- **GOAL OF THE EXERCISE**: From the listing below, extract every line in which the word "JSON" appears.

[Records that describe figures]
----
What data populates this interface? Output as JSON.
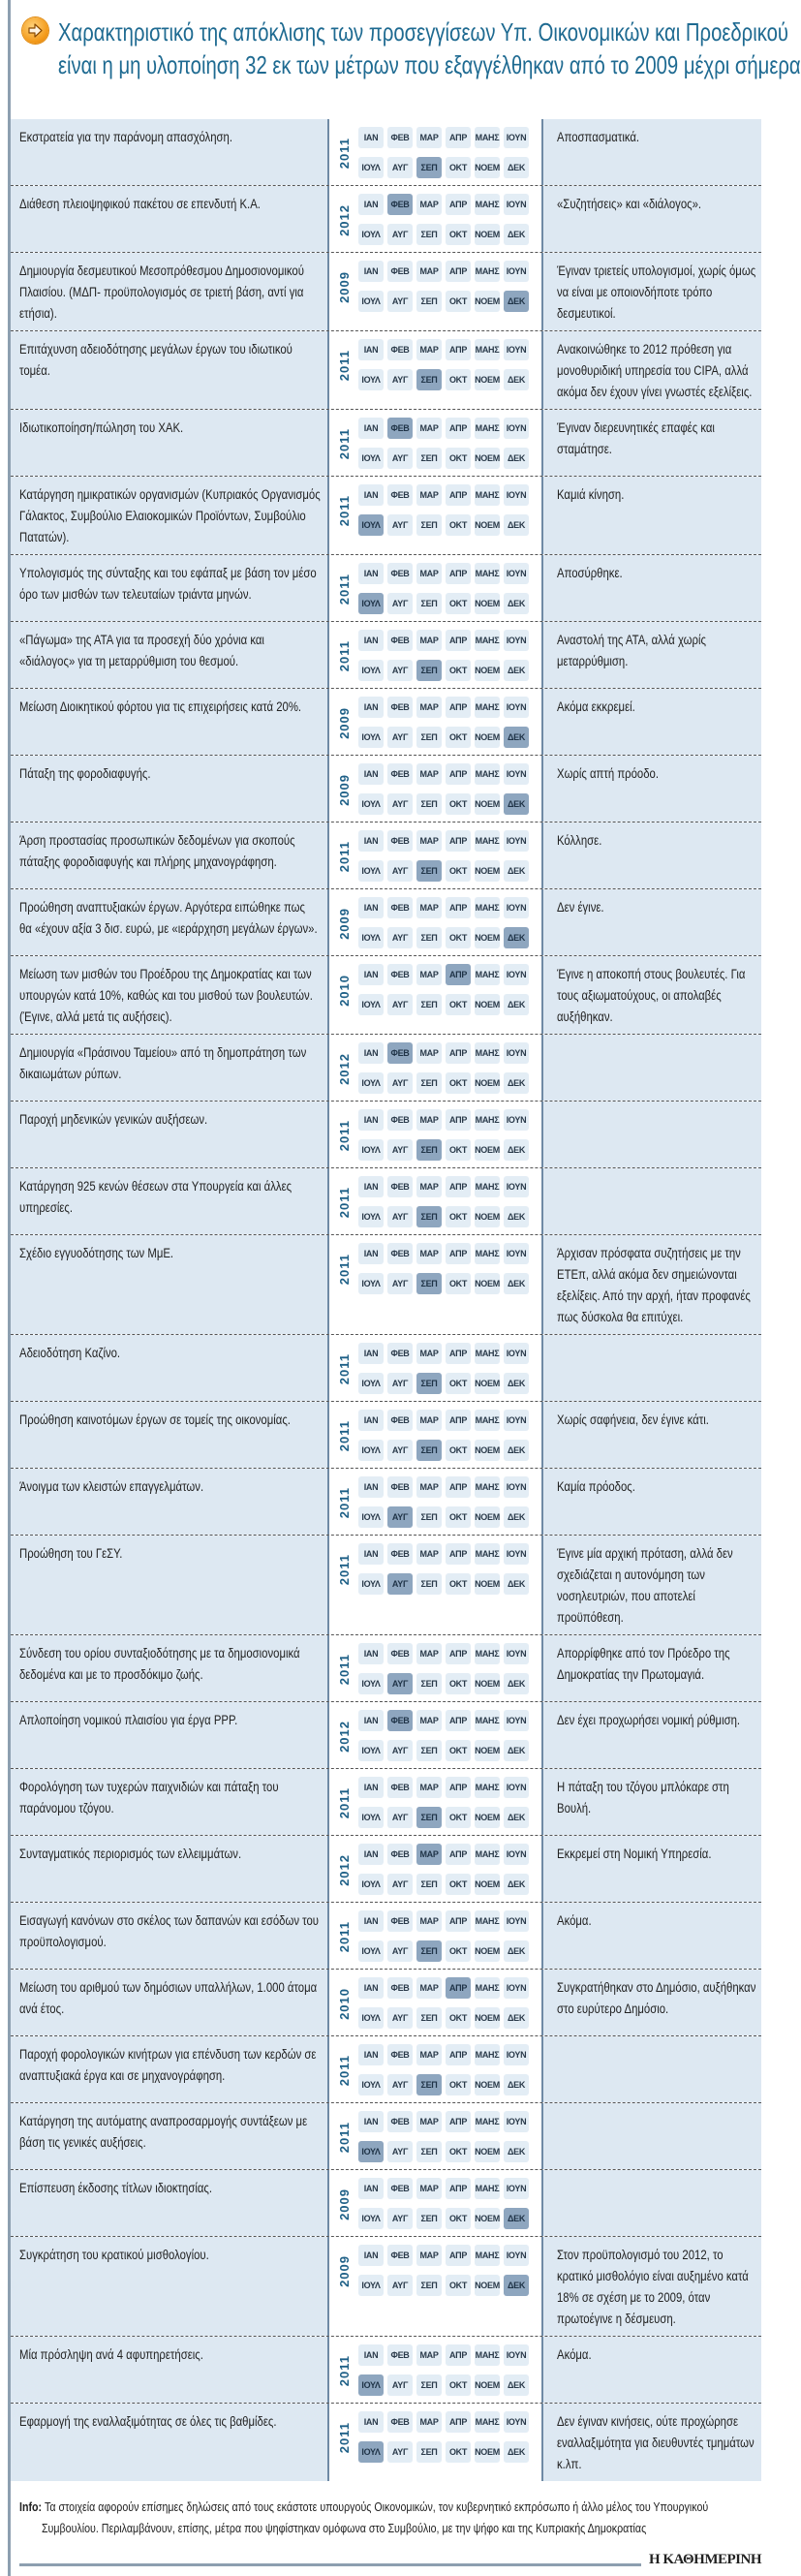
{
  "title": {
    "line1": "Χαρακτηριστικό της απόκλισης των προσεγγίσεων Υπ. Οικονομικών και Προεδρικού",
    "line2": "είναι η μη υλοποίηση 32 εκ των μέτρων που εξαγγέλθηκαν από το 2009 μέχρι σήμερα"
  },
  "icon": "arrow-right-circle-icon",
  "colors": {
    "title": "#1e6a91",
    "row_bg": "#dde8f2",
    "month_bg": "#e3edf5",
    "month_highlight": "#8ea6bf",
    "year": "#1d5f86"
  },
  "months": [
    "ΙΑΝ",
    "ΦΕΒ",
    "ΜΑΡ",
    "ΑΠΡ",
    "ΜΑΗΣ",
    "ΙΟΥΝ",
    "ΙΟΥΛ",
    "ΑΥΓ",
    "ΣΕΠ",
    "ΟΚΤ",
    "ΝΟΕΜ",
    "ΔΕΚ"
  ],
  "rows": [
    {
      "measure": "Εκστρατεία για την παράνομη απασχόληση.",
      "year": "2011",
      "month": "ΣΕΠ",
      "status": "Αποσπασματικά."
    },
    {
      "measure": "Διάθεση πλειοψηφικού πακέτου σε επενδυτή Κ.Α.",
      "year": "2012",
      "month": "ΦΕΒ",
      "status": "«Συζητήσεις» και «διάλογος»."
    },
    {
      "measure": "Δημιουργία δεσμευτικού Μεσοπρόθεσμου Δημοσιονομικού Πλαισίου. (ΜΔΠ- προϋπολογισμός σε τριετή βάση, αντί για ετήσια).",
      "year": "2009",
      "month": "ΔΕΚ",
      "status": "Έγιναν τριετείς υπολογισμοί, χωρίς όμως να είναι με οποιονδήποτε τρόπο δεσμευτικοί."
    },
    {
      "measure": "Επιτάχυνση αδειοδότησης μεγάλων έργων του ιδιωτικού τομέα.",
      "year": "2011",
      "month": "ΣΕΠ",
      "status": "Ανακοινώθηκε το 2012 πρόθεση για μονοθυριδική υπηρεσία του CIPA, αλλά ακόμα δεν έχουν γίνει γνωστές εξελίξεις."
    },
    {
      "measure": "Ιδιωτικοποίηση/πώληση του ΧΑΚ.",
      "year": "2011",
      "month": "ΦΕΒ",
      "status": "Έγιναν διερευνητικές επαφές και σταμάτησε."
    },
    {
      "measure": "Κατάργηση ημικρατικών οργανισμών (Κυπριακός Οργανισμός Γάλακτος, Συμβούλιο Ελαιοκομικών Προϊόντων, Συμβούλιο Πατατών).",
      "year": "2011",
      "month": "ΙΟΥΛ",
      "status": "Καμιά κίνηση."
    },
    {
      "measure": "Υπολογισμός της σύνταξης και του εφάπαξ με βάση τον μέσο όρο των μισθών των τελευταίων τριάντα μηνών.",
      "year": "2011",
      "month": "ΙΟΥΛ",
      "status": "Αποσύρθηκε."
    },
    {
      "measure": "«Πάγωμα» της ΑΤΑ για τα προσεχή δύο χρόνια και «διάλογος» για τη μεταρρύθμιση του θεσμού.",
      "year": "2011",
      "month": "ΣΕΠ",
      "status": "Αναστολή της ΑΤΑ, αλλά χωρίς μεταρρύθμιση."
    },
    {
      "measure": "Μείωση Διοικητικού φόρτου για τις επιχειρήσεις κατά 20%.",
      "year": "2009",
      "month": "ΔΕΚ",
      "status": "Ακόμα εκκρεμεί."
    },
    {
      "measure": "Πάταξη της φοροδιαφυγής.",
      "year": "2009",
      "month": "ΔΕΚ",
      "status": "Χωρίς απτή πρόοδο."
    },
    {
      "measure": "Άρση προστασίας προσωπικών δεδομένων για σκοπούς πάταξης φοροδιαφυγής και πλήρης μηχανογράφηση.",
      "year": "2011",
      "month": "ΣΕΠ",
      "status": "Κόλλησε."
    },
    {
      "measure": "Προώθηση αναπτυξιακών έργων. Αργότερα ειπώθηκε πως θα «έχουν αξία 3 δισ. ευρώ, με «ιεράρχηση μεγάλων έργων».",
      "year": "2009",
      "month": "ΔΕΚ",
      "status": "Δεν έγινε."
    },
    {
      "measure": "Μείωση των μισθών του Προέδρου της Δημοκρατίας και των υπουργών κατά 10%, καθώς και του μισθού των βουλευτών. (Έγινε, αλλά μετά τις αυξήσεις).",
      "year": "2010",
      "month": "ΑΠΡ",
      "status": "Έγινε η αποκοπή στους βουλευτές. Για τους αξιωματούχους, οι απολαβές αυξήθηκαν."
    },
    {
      "measure": "Δημιουργία «Πράσινου Ταμείου» από τη δημοπράτηση των δικαιωμάτων ρύπων.",
      "year": "2012",
      "month": "ΦΕΒ",
      "status": ""
    },
    {
      "measure": "Παροχή μηδενικών γενικών αυξήσεων.",
      "year": "2011",
      "month": "ΣΕΠ",
      "status": ""
    },
    {
      "measure": "Κατάργηση 925 κενών θέσεων στα Υπουργεία και άλλες υπηρεσίες.",
      "year": "2011",
      "month": "ΣΕΠ",
      "status": ""
    },
    {
      "measure": "Σχέδιο εγγυοδότησης των ΜμΕ.",
      "year": "2011",
      "month": "ΣΕΠ",
      "status": "Άρχισαν πρόσφατα συζητήσεις με την ΕΤΕπ, αλλά ακόμα δεν σημειώνονται εξελίξεις. Από την αρχή, ήταν προφανές πως δύσκολα θα επιτύχει."
    },
    {
      "measure": "Αδειοδότηση Καζίνο.",
      "year": "2011",
      "month": "ΣΕΠ",
      "status": ""
    },
    {
      "measure": "Προώθηση καινοτόμων έργων σε τομείς της οικονομίας.",
      "year": "2011",
      "month": "ΣΕΠ",
      "status": "Χωρίς σαφήνεια, δεν έγινε κάτι."
    },
    {
      "measure": "Άνοιγμα των κλειστών επαγγελμάτων.",
      "year": "2011",
      "month": "ΑΥΓ",
      "status": "Καμία πρόοδος."
    },
    {
      "measure": "Προώθηση του ΓεΣΥ.",
      "year": "2011",
      "month": "ΑΥΓ",
      "status": "Έγινε μία αρχική πρόταση, αλλά δεν σχεδιάζεται η αυτονόμηση των νοσηλευτριών, που αποτελεί προϋπόθεση."
    },
    {
      "measure": "Σύνδεση του ορίου συνταξιοδότησης με τα δημοσιονομικά δεδομένα και με το προσδόκιμο ζωής.",
      "year": "2011",
      "month": "ΑΥΓ",
      "status": "Απορρίφθηκε από τον Πρόεδρο της Δημοκρατίας την Πρωτομαγιά."
    },
    {
      "measure": "Απλοποίηση νομικού πλαισίου για έργα PPP.",
      "year": "2012",
      "month": "ΦΕΒ",
      "status": "Δεν έχει προχωρήσει νομική ρύθμιση."
    },
    {
      "measure": "Φορολόγηση των τυχερών παιχνιδιών και πάταξη του παράνομου τζόγου.",
      "year": "2011",
      "month": "ΣΕΠ",
      "status": "Η πάταξη του τζόγου μπλόκαρε στη Βουλή."
    },
    {
      "measure": "Συνταγματικός περιορισμός των ελλειμμάτων.",
      "year": "2012",
      "month": "ΜΑΡ",
      "status": "Εκκρεμεί στη Νομική Υπηρεσία."
    },
    {
      "measure": "Εισαγωγή κανόνων στο σκέλος των δαπανών και εσόδων του προϋπολογισμού.",
      "year": "2011",
      "month": "ΣΕΠ",
      "status": "Ακόμα."
    },
    {
      "measure": "Μείωση του αριθμού των δημόσιων υπαλλήλων, 1.000 άτομα ανά έτος.",
      "year": "2010",
      "month": "ΑΠΡ",
      "status": "Συγκρατήθηκαν στο Δημόσιο, αυξήθηκαν στο ευρύτερο Δημόσιο."
    },
    {
      "measure": "Παροχή φορολογικών κινήτρων για επένδυση των κερδών σε αναπτυξιακά έργα και σε μηχανογράφηση.",
      "year": "2011",
      "month": "ΣΕΠ",
      "status": ""
    },
    {
      "measure": "Κατάργηση της αυτόματης αναπροσαρμογής συντάξεων με βάση τις γενικές αυξήσεις.",
      "year": "2011",
      "month": "ΙΟΥΛ",
      "status": ""
    },
    {
      "measure": "Επίσπευση έκδοσης τίτλων ιδιοκτησίας.",
      "year": "2009",
      "month": "ΔΕΚ",
      "status": ""
    },
    {
      "measure": "Συγκράτηση του κρατικού μισθολογίου.",
      "year": "2009",
      "month": "ΔΕΚ",
      "status": "Στον προϋπολογισμό του 2012, το κρατικό μισθολόγιο είναι αυξημένο κατά 18% σε σχέση με το 2009, όταν πρωτοέγινε η δέσμευση."
    },
    {
      "measure": "Μία πρόσληψη ανά 4 αφυπηρετήσεις.",
      "year": "2011",
      "month": "ΙΟΥΛ",
      "status": "Ακόμα."
    },
    {
      "measure": "Εφαρμογή της εναλλαξιμότητας σε όλες τις βαθμίδες.",
      "year": "2011",
      "month": "ΙΟΥΛ",
      "status": "Δεν έγιναν κινήσεις, ούτε προχώρησε εναλλαξιμότητα για διευθυντές τμημάτων κ.λπ."
    }
  ],
  "info": {
    "label": "Info:",
    "line1": "Τα στοιχεία αφορούν επίσημες δηλώσεις από τους εκάστοτε υπουργούς Οικονομικών, τον κυβερνητικό εκπρόσωπο ή άλλο μέλος του Υπουργικού",
    "line2": "Συμβουλίου. Περιλαμβάνουν, επίσης, μέτρα που ψηφίστηκαν ομόφωνα στο Συμβούλιο, με την ψήφο και της Κυπριακής Δημοκρατίας"
  },
  "brand": "Η ΚΑΘΗΜΕΡΙΝΗ"
}
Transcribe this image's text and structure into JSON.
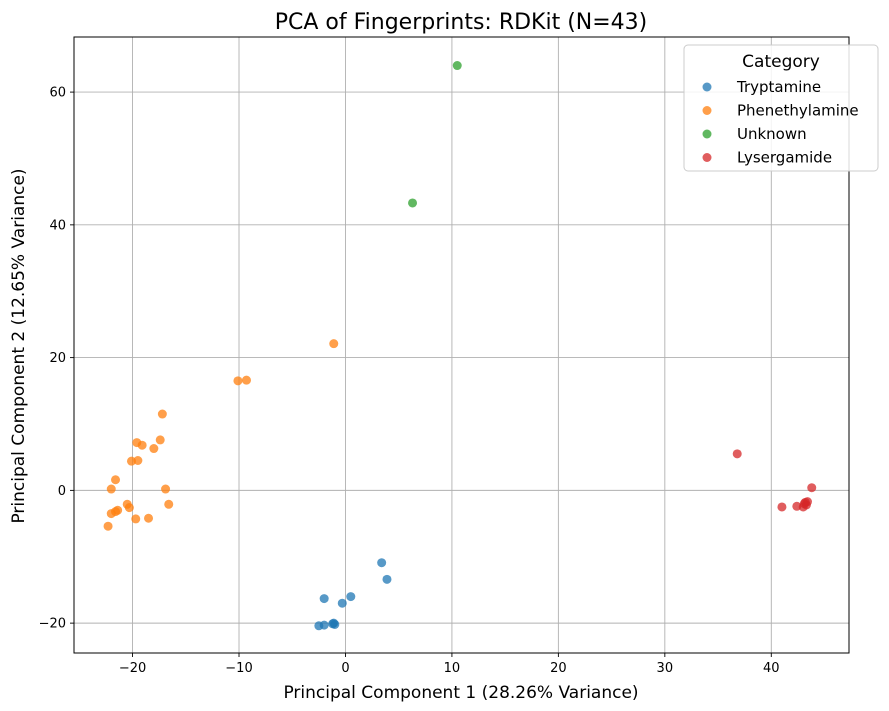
----
- **SOLVED PROBLEM**:
What data populates this interface? Output as JSON.
Transcribe this image's text and structure into JSON.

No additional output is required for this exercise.